**WHAT THE TASK ASKS**
Filter the lines below, copying only those with the string "C₁BC".

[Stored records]

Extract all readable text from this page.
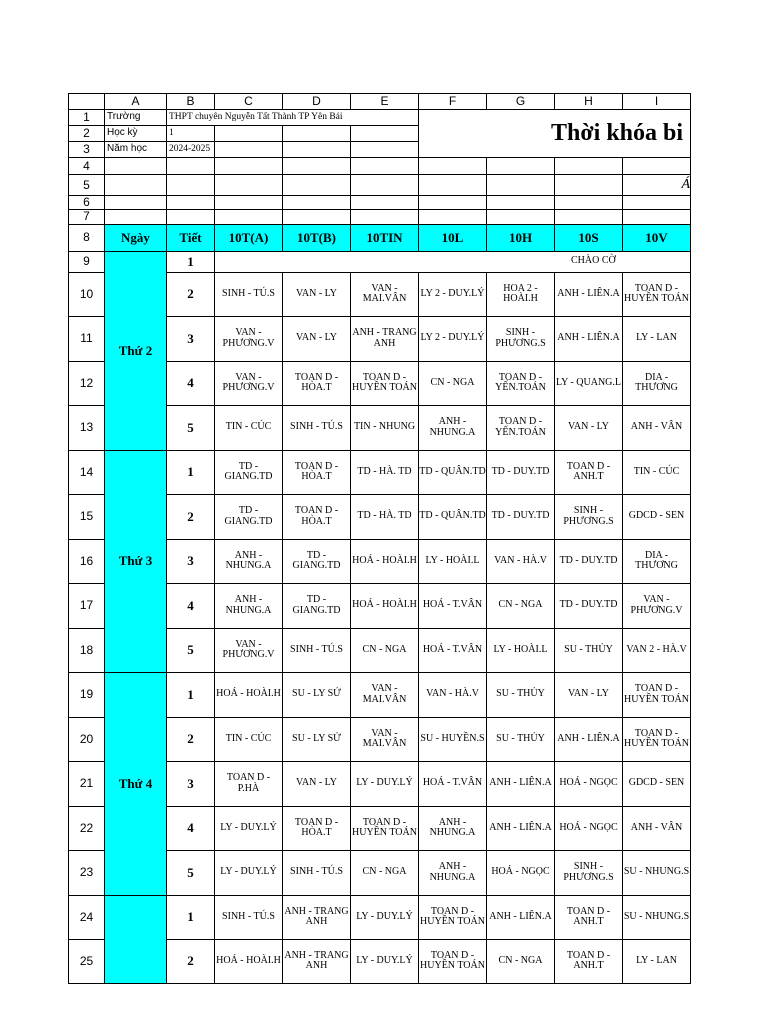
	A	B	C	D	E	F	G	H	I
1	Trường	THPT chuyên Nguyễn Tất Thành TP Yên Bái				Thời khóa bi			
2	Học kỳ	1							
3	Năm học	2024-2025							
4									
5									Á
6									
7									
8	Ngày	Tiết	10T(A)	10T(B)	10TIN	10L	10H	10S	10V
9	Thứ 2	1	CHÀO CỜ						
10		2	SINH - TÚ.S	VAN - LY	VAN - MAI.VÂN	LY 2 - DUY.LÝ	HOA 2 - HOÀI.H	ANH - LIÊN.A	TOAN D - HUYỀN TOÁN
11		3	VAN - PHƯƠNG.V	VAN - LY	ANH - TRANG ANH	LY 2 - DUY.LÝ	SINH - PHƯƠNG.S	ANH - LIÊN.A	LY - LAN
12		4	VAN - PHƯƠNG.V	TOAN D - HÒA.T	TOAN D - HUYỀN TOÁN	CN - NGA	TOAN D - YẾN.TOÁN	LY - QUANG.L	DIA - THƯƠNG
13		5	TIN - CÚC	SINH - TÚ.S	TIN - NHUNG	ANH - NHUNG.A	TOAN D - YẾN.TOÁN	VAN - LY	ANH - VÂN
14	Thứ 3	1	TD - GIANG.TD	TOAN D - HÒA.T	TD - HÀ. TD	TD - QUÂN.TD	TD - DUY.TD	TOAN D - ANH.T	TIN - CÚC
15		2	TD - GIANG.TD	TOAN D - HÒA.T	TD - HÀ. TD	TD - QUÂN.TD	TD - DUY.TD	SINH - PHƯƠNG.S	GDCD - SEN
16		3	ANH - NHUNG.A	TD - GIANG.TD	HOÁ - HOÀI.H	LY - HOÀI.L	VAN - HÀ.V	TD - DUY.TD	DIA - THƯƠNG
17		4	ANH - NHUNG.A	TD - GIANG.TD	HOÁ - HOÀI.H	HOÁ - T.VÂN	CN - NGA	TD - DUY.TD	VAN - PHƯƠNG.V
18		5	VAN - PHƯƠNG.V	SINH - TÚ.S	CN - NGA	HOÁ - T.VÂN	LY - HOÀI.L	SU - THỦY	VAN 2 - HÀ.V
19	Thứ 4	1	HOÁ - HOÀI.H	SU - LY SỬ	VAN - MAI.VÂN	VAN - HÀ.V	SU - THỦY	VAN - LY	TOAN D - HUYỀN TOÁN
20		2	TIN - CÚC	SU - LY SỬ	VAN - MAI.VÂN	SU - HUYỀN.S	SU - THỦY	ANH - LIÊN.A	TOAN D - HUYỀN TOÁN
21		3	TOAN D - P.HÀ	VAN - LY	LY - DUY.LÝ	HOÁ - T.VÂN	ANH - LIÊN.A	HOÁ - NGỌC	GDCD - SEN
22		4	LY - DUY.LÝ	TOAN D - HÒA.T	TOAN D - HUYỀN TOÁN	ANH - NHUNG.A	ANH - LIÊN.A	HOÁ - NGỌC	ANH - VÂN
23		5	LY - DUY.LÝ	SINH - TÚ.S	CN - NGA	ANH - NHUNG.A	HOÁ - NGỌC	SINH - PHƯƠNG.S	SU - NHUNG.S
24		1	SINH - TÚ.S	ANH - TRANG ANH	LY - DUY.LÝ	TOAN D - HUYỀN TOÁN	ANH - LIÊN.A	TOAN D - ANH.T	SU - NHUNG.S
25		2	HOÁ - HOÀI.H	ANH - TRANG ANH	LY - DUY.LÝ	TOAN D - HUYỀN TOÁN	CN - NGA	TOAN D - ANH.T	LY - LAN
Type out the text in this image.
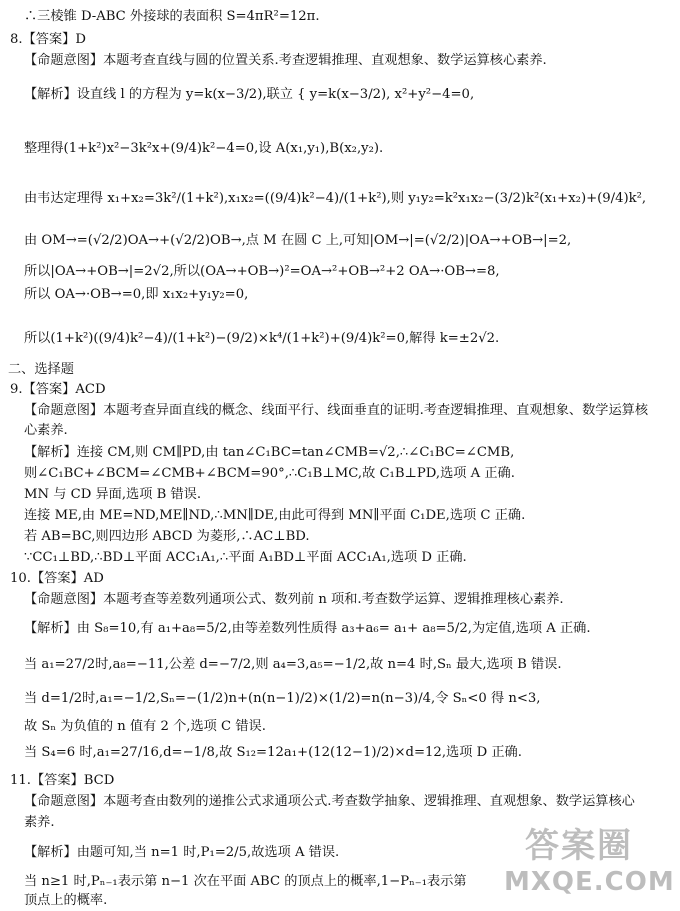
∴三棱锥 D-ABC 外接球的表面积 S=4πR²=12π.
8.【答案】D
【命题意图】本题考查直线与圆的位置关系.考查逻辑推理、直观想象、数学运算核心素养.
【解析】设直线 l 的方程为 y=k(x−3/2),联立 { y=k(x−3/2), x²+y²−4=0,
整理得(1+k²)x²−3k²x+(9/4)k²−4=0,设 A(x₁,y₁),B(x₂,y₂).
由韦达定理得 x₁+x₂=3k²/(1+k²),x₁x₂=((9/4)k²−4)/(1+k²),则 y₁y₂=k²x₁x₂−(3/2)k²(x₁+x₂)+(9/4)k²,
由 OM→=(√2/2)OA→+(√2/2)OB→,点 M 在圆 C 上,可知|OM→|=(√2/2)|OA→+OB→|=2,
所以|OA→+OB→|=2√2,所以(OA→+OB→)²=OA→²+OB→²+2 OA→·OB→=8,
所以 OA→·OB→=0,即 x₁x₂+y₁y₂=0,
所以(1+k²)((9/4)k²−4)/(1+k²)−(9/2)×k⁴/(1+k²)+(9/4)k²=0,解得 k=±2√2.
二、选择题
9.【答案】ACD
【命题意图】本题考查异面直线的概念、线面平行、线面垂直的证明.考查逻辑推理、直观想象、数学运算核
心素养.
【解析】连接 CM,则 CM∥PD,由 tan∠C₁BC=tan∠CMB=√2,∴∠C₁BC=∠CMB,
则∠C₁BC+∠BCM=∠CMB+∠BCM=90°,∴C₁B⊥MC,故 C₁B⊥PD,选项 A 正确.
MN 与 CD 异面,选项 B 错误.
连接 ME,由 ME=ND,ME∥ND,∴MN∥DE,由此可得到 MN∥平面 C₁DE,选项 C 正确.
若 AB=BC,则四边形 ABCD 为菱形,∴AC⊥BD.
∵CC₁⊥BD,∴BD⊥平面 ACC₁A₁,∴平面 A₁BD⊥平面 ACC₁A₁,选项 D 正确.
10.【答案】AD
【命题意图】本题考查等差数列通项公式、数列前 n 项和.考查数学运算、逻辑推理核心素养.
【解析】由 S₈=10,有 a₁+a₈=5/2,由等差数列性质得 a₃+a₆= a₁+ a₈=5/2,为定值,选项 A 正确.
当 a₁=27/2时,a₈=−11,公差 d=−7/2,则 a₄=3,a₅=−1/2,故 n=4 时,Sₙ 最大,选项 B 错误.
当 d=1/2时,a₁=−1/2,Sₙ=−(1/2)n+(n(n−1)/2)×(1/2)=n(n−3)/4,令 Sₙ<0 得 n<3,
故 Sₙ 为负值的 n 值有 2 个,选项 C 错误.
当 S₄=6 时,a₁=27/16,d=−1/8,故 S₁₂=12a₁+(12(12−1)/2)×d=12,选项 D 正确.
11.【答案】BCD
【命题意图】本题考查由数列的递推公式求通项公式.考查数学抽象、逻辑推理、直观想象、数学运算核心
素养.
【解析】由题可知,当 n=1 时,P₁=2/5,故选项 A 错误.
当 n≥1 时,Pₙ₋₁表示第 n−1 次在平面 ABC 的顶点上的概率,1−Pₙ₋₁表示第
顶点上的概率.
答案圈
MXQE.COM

...

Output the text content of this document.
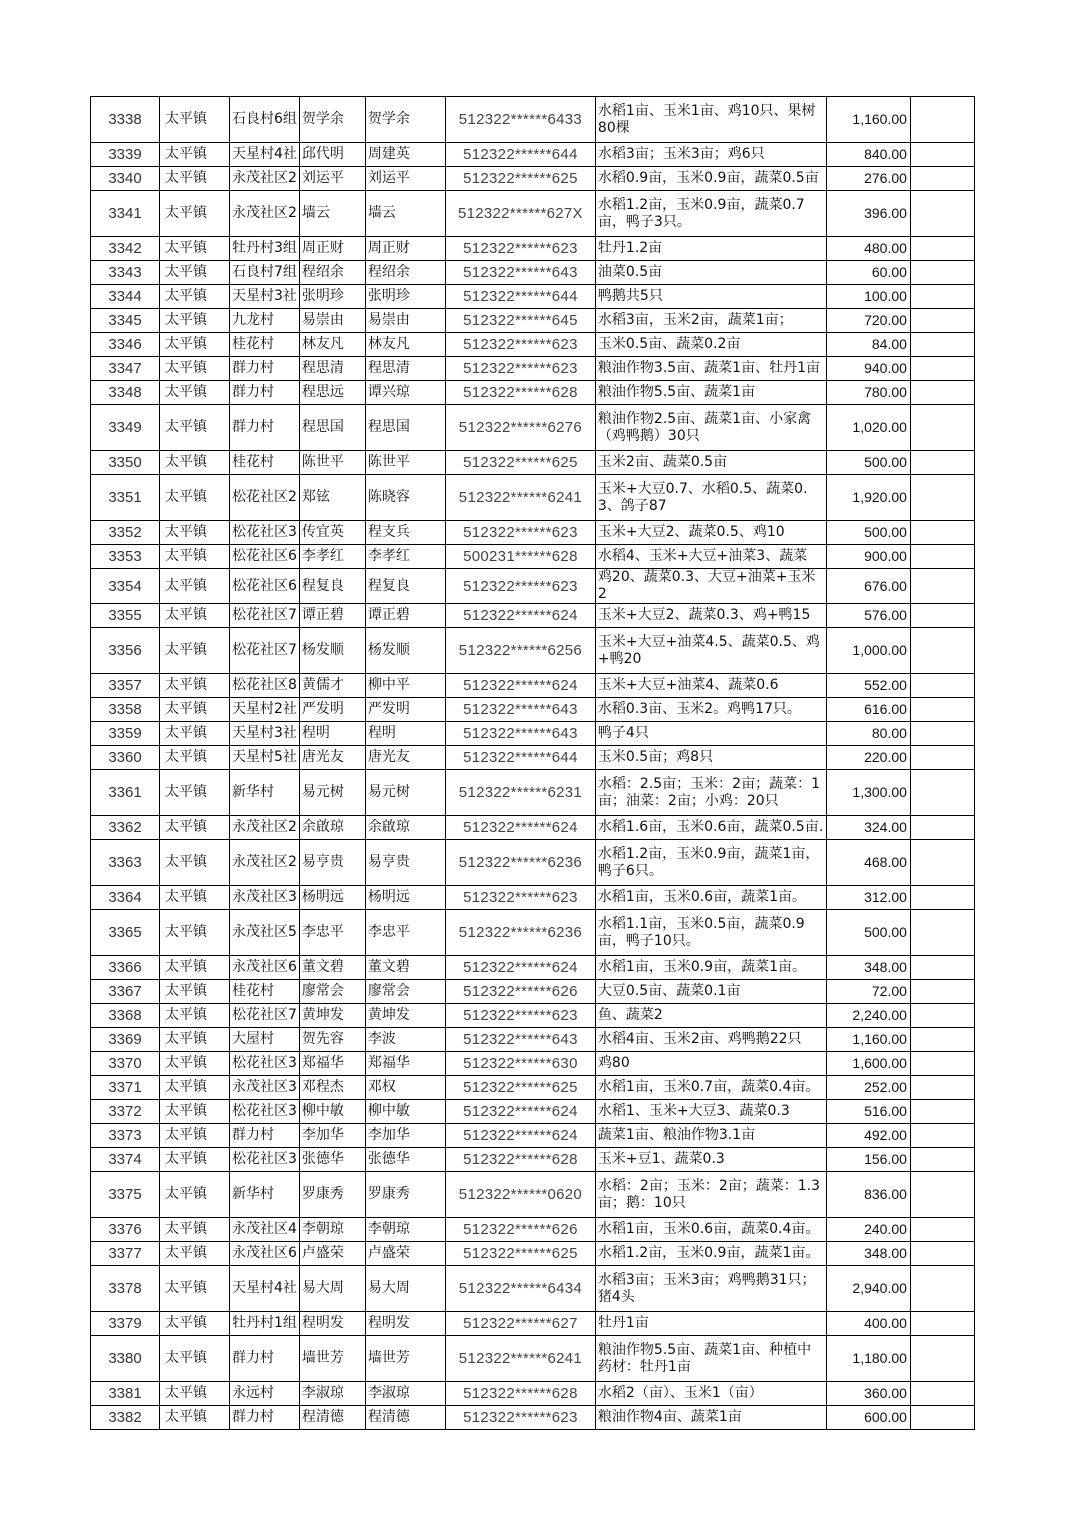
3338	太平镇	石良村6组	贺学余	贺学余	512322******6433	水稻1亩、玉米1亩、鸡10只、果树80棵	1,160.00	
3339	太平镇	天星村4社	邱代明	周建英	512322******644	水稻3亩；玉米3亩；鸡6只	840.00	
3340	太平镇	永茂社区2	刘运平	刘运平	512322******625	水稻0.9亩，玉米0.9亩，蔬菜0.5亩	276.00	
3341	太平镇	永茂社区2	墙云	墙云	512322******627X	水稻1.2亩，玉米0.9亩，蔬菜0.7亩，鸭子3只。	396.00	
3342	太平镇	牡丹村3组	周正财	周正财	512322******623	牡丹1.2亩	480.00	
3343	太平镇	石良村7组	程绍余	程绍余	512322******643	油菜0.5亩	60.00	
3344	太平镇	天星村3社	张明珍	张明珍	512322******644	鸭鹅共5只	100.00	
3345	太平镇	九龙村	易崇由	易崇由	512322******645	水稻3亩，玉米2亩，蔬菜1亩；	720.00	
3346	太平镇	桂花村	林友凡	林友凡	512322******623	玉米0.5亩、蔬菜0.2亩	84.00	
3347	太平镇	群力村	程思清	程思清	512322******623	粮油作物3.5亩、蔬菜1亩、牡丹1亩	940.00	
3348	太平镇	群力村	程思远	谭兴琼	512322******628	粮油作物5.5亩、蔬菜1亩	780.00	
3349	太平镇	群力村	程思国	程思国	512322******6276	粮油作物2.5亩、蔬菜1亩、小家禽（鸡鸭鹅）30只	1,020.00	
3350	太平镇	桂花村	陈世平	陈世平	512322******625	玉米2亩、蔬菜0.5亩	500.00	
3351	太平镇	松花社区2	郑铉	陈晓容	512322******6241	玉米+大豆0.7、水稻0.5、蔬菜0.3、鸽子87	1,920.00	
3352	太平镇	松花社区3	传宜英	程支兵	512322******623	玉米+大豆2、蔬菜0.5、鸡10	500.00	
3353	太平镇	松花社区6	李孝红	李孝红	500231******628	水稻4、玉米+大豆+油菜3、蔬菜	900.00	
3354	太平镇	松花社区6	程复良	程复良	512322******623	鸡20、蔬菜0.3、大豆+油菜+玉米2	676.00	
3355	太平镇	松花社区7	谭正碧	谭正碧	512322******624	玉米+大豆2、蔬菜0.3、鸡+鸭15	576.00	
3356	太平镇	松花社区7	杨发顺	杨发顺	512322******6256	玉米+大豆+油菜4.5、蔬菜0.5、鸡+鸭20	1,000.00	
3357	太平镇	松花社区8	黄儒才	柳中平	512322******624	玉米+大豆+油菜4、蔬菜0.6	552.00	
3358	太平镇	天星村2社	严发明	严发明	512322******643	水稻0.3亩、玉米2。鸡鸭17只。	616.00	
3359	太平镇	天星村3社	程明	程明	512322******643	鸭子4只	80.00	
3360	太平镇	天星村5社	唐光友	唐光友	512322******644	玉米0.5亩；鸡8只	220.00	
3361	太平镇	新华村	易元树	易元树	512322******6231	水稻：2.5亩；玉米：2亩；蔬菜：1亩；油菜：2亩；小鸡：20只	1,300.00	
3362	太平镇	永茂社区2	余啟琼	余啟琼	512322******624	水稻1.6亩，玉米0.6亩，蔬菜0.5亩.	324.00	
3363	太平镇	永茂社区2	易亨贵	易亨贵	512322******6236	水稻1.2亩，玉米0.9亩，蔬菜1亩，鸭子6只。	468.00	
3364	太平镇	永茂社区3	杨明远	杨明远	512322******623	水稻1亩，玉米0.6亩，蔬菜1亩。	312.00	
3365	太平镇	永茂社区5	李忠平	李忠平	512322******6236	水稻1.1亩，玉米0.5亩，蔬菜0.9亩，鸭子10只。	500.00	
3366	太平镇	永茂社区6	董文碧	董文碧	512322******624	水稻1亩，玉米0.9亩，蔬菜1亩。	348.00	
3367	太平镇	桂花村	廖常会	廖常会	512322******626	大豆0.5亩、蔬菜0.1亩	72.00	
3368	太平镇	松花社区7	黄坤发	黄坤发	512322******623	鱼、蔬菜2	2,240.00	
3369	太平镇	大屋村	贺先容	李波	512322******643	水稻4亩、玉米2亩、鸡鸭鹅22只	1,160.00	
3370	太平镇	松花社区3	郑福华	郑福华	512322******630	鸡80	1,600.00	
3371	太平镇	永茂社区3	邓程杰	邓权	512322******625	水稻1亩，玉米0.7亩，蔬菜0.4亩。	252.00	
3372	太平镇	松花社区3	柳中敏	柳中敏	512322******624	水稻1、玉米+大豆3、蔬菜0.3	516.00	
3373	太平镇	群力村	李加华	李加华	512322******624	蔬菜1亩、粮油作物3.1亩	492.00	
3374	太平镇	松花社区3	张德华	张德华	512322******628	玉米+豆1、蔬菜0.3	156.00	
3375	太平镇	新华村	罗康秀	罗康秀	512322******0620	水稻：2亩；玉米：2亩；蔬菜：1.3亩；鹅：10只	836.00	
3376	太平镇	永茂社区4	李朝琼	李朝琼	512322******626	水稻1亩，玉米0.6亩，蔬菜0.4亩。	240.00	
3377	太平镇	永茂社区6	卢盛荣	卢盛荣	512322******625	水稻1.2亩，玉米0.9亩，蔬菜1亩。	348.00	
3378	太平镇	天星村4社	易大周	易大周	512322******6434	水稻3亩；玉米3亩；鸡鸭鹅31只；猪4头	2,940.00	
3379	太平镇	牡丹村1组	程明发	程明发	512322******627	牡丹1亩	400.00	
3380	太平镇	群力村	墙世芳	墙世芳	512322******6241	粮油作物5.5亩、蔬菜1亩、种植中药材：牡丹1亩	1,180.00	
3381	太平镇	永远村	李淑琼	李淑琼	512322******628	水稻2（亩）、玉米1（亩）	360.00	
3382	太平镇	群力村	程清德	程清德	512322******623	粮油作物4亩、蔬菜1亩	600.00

* * *

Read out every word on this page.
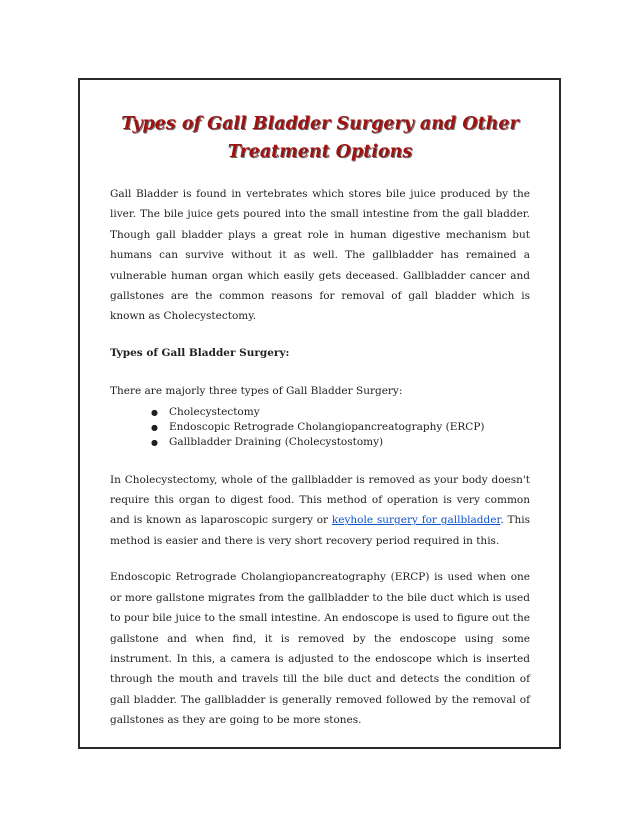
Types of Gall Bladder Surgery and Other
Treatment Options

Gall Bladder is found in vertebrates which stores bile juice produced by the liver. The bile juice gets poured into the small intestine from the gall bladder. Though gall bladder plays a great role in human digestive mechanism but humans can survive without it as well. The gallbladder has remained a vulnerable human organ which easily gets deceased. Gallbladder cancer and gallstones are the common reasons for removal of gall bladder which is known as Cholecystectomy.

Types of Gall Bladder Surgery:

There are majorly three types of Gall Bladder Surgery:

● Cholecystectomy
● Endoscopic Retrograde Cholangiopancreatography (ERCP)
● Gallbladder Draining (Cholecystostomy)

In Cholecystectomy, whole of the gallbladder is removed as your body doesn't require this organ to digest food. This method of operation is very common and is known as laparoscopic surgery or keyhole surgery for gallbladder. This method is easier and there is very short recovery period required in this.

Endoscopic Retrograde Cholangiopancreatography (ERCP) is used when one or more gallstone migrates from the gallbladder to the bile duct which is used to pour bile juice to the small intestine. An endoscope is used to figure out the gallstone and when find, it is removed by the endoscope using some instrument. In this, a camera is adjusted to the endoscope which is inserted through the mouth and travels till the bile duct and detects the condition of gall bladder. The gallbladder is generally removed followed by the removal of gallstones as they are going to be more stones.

**EXERCISE OUTPUT**
【解析】连接 CM,则 CM∥PD,由 tan∠C₁BC=tan∠CMB=√2,∴∠C₁BC=∠CMB,
则∠C₁BC+∠BCM=∠CMB+∠BCM=90°,∴C₁B⊥MC,故 C₁B⊥PD,选项 A 正确.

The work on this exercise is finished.